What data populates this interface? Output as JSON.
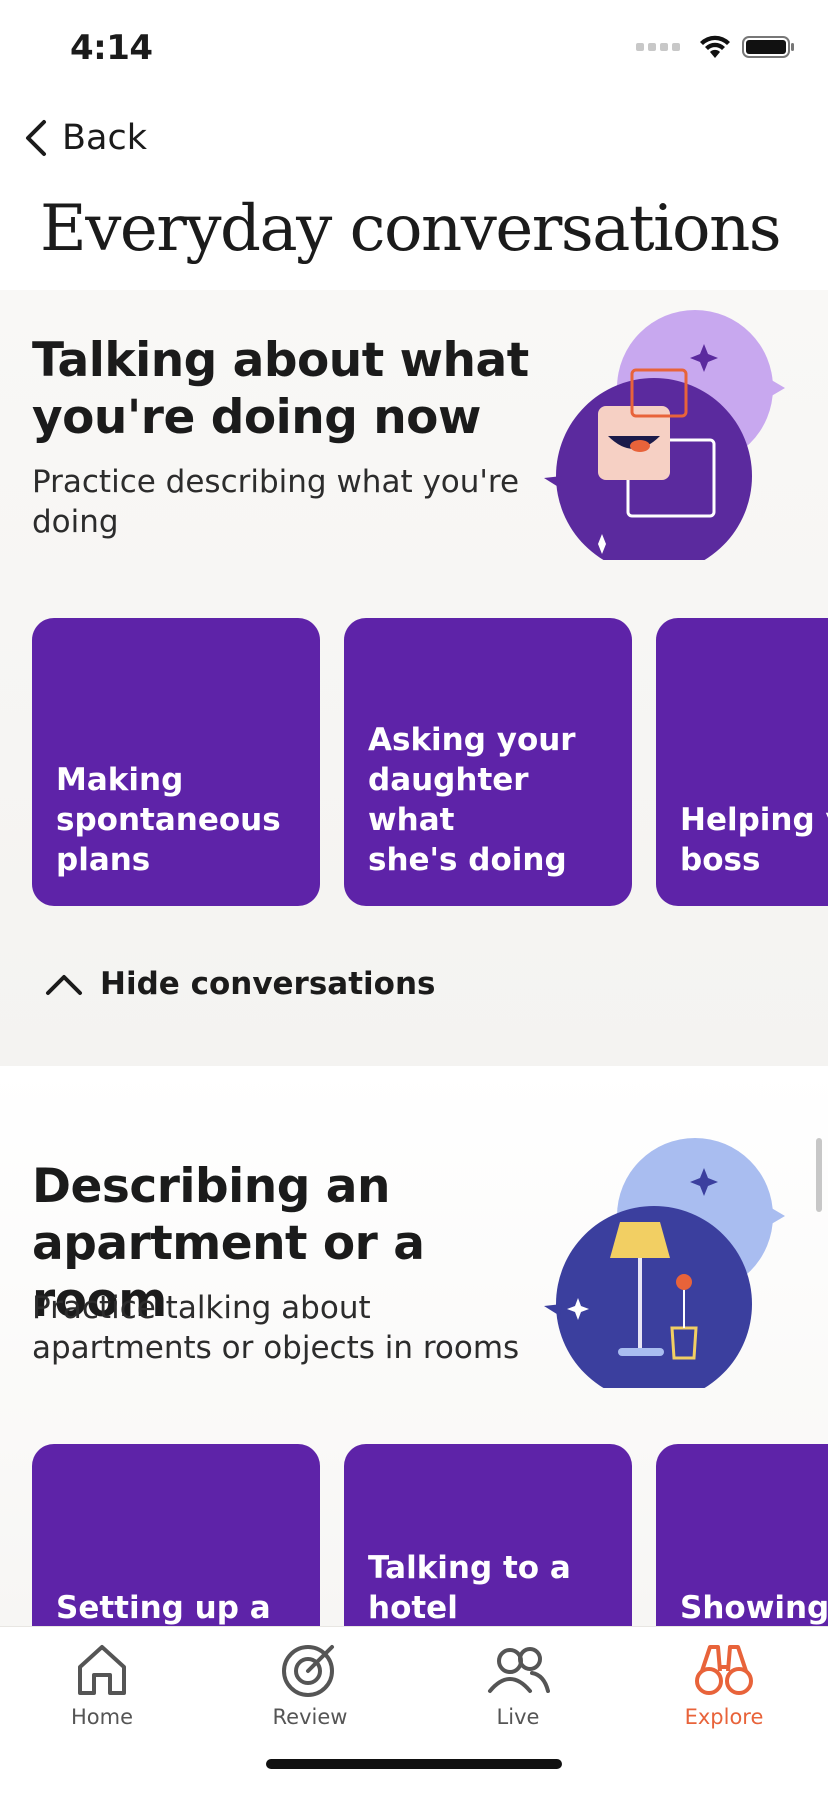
{
  "status_bar": {
    "time": "4:14"
  },
  "nav": {
    "back_label": "Back"
  },
  "page": {
    "title": "Everyday conversations"
  },
  "sections": [
    {
      "heading": "Talking about what you're doing now",
      "description": "Practice describing what you're doing",
      "cards": [
        {
          "label": "Making\nspontaneous\nplans"
        },
        {
          "label": "Asking your\ndaughter what\nshe's doing"
        },
        {
          "label": "Helping y\nboss"
        }
      ],
      "toggle_label": "Hide conversations",
      "illustration": "chat-bubbles-illustration",
      "accent_color": "#5b2a9e"
    },
    {
      "heading": "Describing an apartment or a room",
      "description": "Practice talking about apartments or objects in rooms",
      "cards": [
        {
          "label": "Setting up a"
        },
        {
          "label": "Talking to a\nhotel"
        },
        {
          "label": "Showing y"
        }
      ],
      "illustration": "lamp-illustration",
      "accent_color": "#3b3f9e"
    }
  ],
  "tab_bar": {
    "tabs": [
      {
        "label": "Home",
        "icon": "home-icon",
        "active": false
      },
      {
        "label": "Review",
        "icon": "target-icon",
        "active": false
      },
      {
        "label": "Live",
        "icon": "people-icon",
        "active": false
      },
      {
        "label": "Explore",
        "icon": "binoculars-icon",
        "active": true
      }
    ]
  },
  "colors": {
    "card": "#5e23a8",
    "active_tab": "#e8633a",
    "inactive_tab": "#555555"
  }
}
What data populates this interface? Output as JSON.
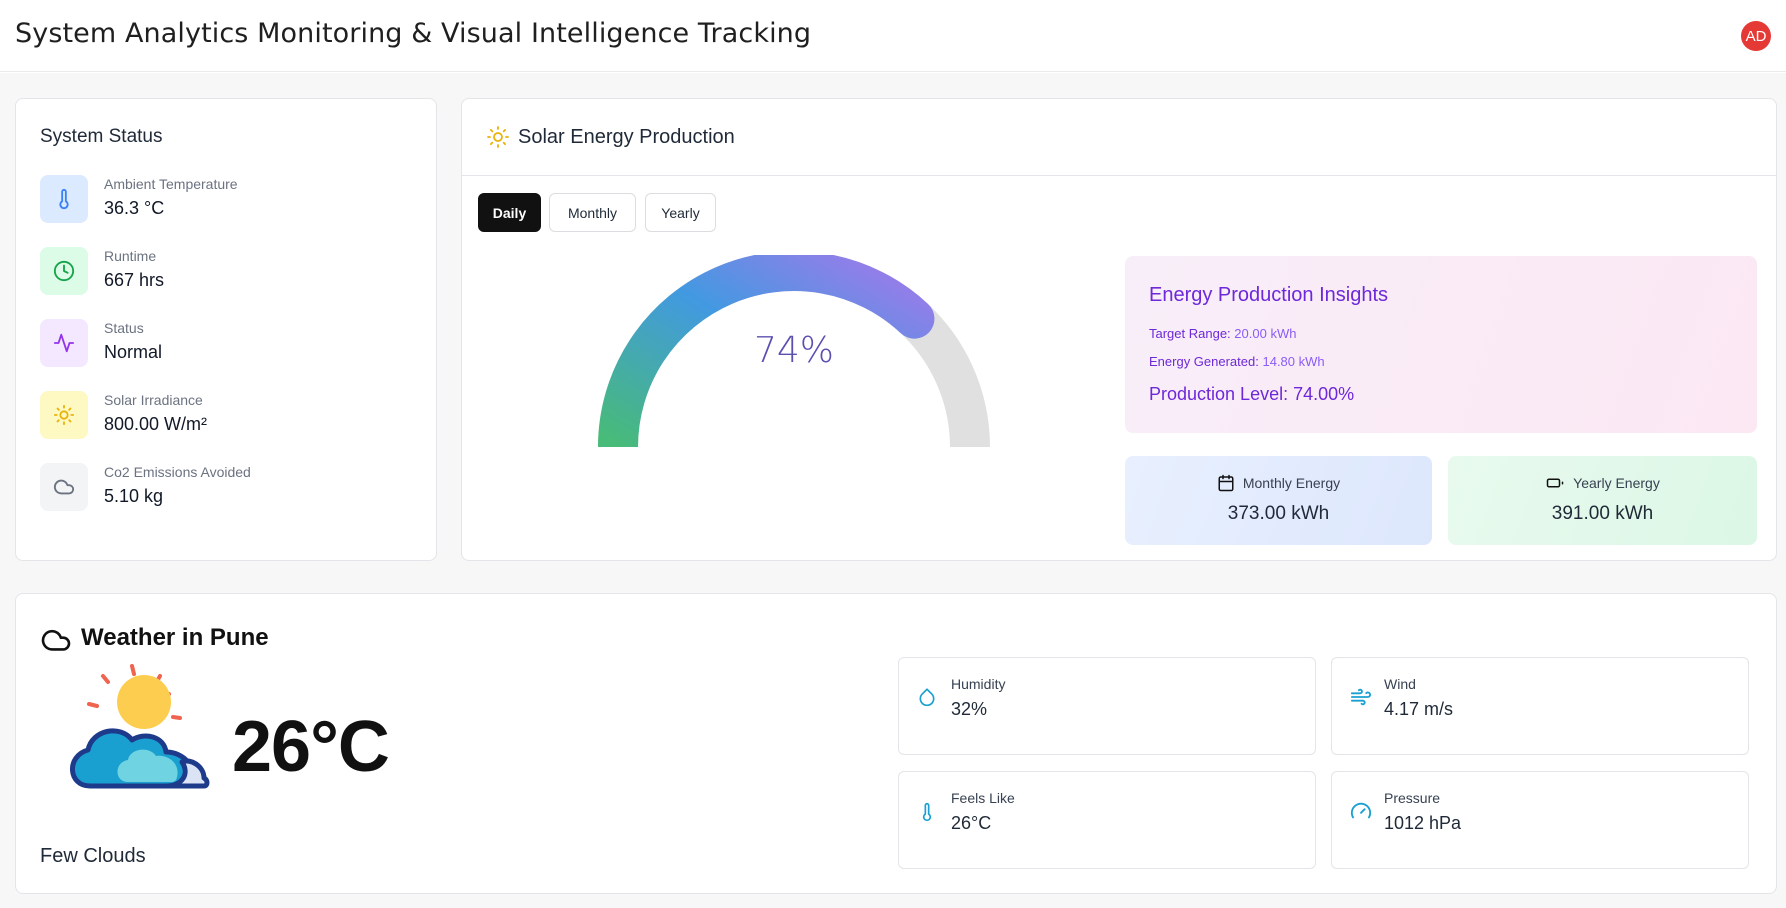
{
  "header": {
    "title": "System Analytics Monitoring & Visual Intelligence Tracking",
    "avatar_initials": "AD"
  },
  "system_status": {
    "title": "System Status",
    "items": [
      {
        "label": "Ambient Temperature",
        "value": "36.3 °C",
        "icon": "thermometer-icon",
        "bg": "#dbeafe",
        "color": "#3b82f6"
      },
      {
        "label": "Runtime",
        "value": "667 hrs",
        "icon": "clock-icon",
        "bg": "#dcfce7",
        "color": "#16a34a"
      },
      {
        "label": "Status",
        "value": "Normal",
        "icon": "activity-icon",
        "bg": "#f3e8ff",
        "color": "#9333ea"
      },
      {
        "label": "Solar Irradiance",
        "value": "800.00 W/m²",
        "icon": "sun-icon",
        "bg": "#fef9c3",
        "color": "#eab308"
      },
      {
        "label": "Co2 Emissions Avoided",
        "value": "5.10 kg",
        "icon": "cloud-icon",
        "bg": "#f3f4f6",
        "color": "#6b7280"
      }
    ]
  },
  "solar": {
    "title": "Solar Energy Production",
    "tabs": [
      {
        "label": "Daily",
        "active": true
      },
      {
        "label": "Monthly",
        "active": false
      },
      {
        "label": "Yearly",
        "active": false
      }
    ],
    "gauge": {
      "percent_text": "74%",
      "fraction": 0.74
    },
    "insights": {
      "title": "Energy Production Insights",
      "target_label": "Target Range:",
      "target_value": "20.00 kWh",
      "generated_label": "Energy Generated:",
      "generated_value": "14.80 kWh",
      "level": "Production Level: 74.00%"
    },
    "monthly": {
      "label": "Monthly Energy",
      "value": "373.00 kWh",
      "icon": "calendar-icon"
    },
    "yearly": {
      "label": "Yearly Energy",
      "value": "391.00 kWh",
      "icon": "battery-icon"
    }
  },
  "weather": {
    "title": "Weather in Pune",
    "temperature": "26°C",
    "description": "Few Clouds",
    "details": [
      {
        "label": "Humidity",
        "value": "32%",
        "icon": "droplet-icon"
      },
      {
        "label": "Wind",
        "value": "4.17 m/s",
        "icon": "wind-icon"
      },
      {
        "label": "Feels Like",
        "value": "26°C",
        "icon": "thermometer-icon"
      },
      {
        "label": "Pressure",
        "value": "1012 hPa",
        "icon": "gauge-icon"
      }
    ]
  }
}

____________________

**WRITTEN REQUEST**. Leaving aside the images, write out the entries above word for word.

**ANSWER IN FULL**.
What data populates this interface? Output as JSON.
{
  "status_bar": {
    "time": "4:14"
  },
  "nav": {
    "back_label": "Back"
  },
  "page": {
    "title": "Everyday conversations"
  },
  "sections": [
    {
      "heading": "Talking about what you're doing now",
      "description": "Practice describing what you're doing",
      "cards": [
        {
          "label": "Making\nspontaneous\nplans"
        },
        {
          "label": "Asking your\ndaughter what\nshe's doing"
        },
        {
          "label": "Helping y\nboss"
        }
      ],
      "toggle_label": "Hide conversations",
      "illustration": "chat-bubbles-illustration",
      "accent_color": "#5b2a9e"
    },
    {
      "heading": "Describing an apartment or a room",
      "description": "Practice talking about apartments or objects in rooms",
      "cards": [
        {
          "label": "Setting up a"
        },
        {
          "label": "Talking to a\nhotel"
        },
        {
          "label": "Showing y"
        }
      ],
      "illustration": "lamp-illustration",
      "accent_color": "#3b3f9e"
    }
  ],
  "tab_bar": {
    "tabs": [
      {
        "label": "Home",
        "icon": "home-icon",
        "active": false
      },
      {
        "label": "Review",
        "icon": "target-icon",
        "active": false
      },
      {
        "label": "Live",
        "icon": "people-icon",
        "active": false
      },
      {
        "label": "Explore",
        "icon": "binoculars-icon",
        "active": true
      }
    ]
  },
  "colors": {
    "card": "#5e23a8",
    "active_tab": "#e8633a",
    "inactive_tab": "#555555"
  }
}
What data populates this interface? Output as JSON.
{
  "header": {
    "title": "System Analytics Monitoring & Visual Intelligence Tracking",
    "avatar_initials": "AD"
  },
  "system_status": {
    "title": "System Status",
    "items": [
      {
        "label": "Ambient Temperature",
        "value": "36.3 °C",
        "icon": "thermometer-icon",
        "bg": "#dbeafe",
        "color": "#3b82f6"
      },
      {
        "label": "Runtime",
        "value": "667 hrs",
        "icon": "clock-icon",
        "bg": "#dcfce7",
        "color": "#16a34a"
      },
      {
        "label": "Status",
        "value": "Normal",
        "icon": "activity-icon",
        "bg": "#f3e8ff",
        "color": "#9333ea"
      },
      {
        "label": "Solar Irradiance",
        "value": "800.00 W/m²",
        "icon": "sun-icon",
        "bg": "#fef9c3",
        "color": "#eab308"
      },
      {
        "label": "Co2 Emissions Avoided",
        "value": "5.10 kg",
        "icon": "cloud-icon",
        "bg": "#f3f4f6",
        "color": "#6b7280"
      }
    ]
  },
  "solar": {
    "title": "Solar Energy Production",
    "tabs": [
      {
        "label": "Daily",
        "active": true
      },
      {
        "label": "Monthly",
        "active": false
      },
      {
        "label": "Yearly",
        "active": false
      }
    ],
    "gauge": {
      "percent_text": "74%",
      "fraction": 0.74
    },
    "insights": {
      "title": "Energy Production Insights",
      "target_label": "Target Range:",
      "target_value": "20.00 kWh",
      "generated_label": "Energy Generated:",
      "generated_value": "14.80 kWh",
      "level": "Production Level: 74.00%"
    },
    "monthly": {
      "label": "Monthly Energy",
      "value": "373.00 kWh",
      "icon": "calendar-icon"
    },
    "yearly": {
      "label": "Yearly Energy",
      "value": "391.00 kWh",
      "icon": "battery-icon"
    }
  },
  "weather": {
    "title": "Weather in Pune",
    "temperature": "26°C",
    "description": "Few Clouds",
    "details": [
      {
        "label": "Humidity",
        "value": "32%",
        "icon": "droplet-icon"
      },
      {
        "label": "Wind",
        "value": "4.17 m/s",
        "icon": "wind-icon"
      },
      {
        "label": "Feels Like",
        "value": "26°C",
        "icon": "thermometer-icon"
      },
      {
        "label": "Pressure",
        "value": "1012 hPa",
        "icon": "gauge-icon"
      }
    ]
  }
}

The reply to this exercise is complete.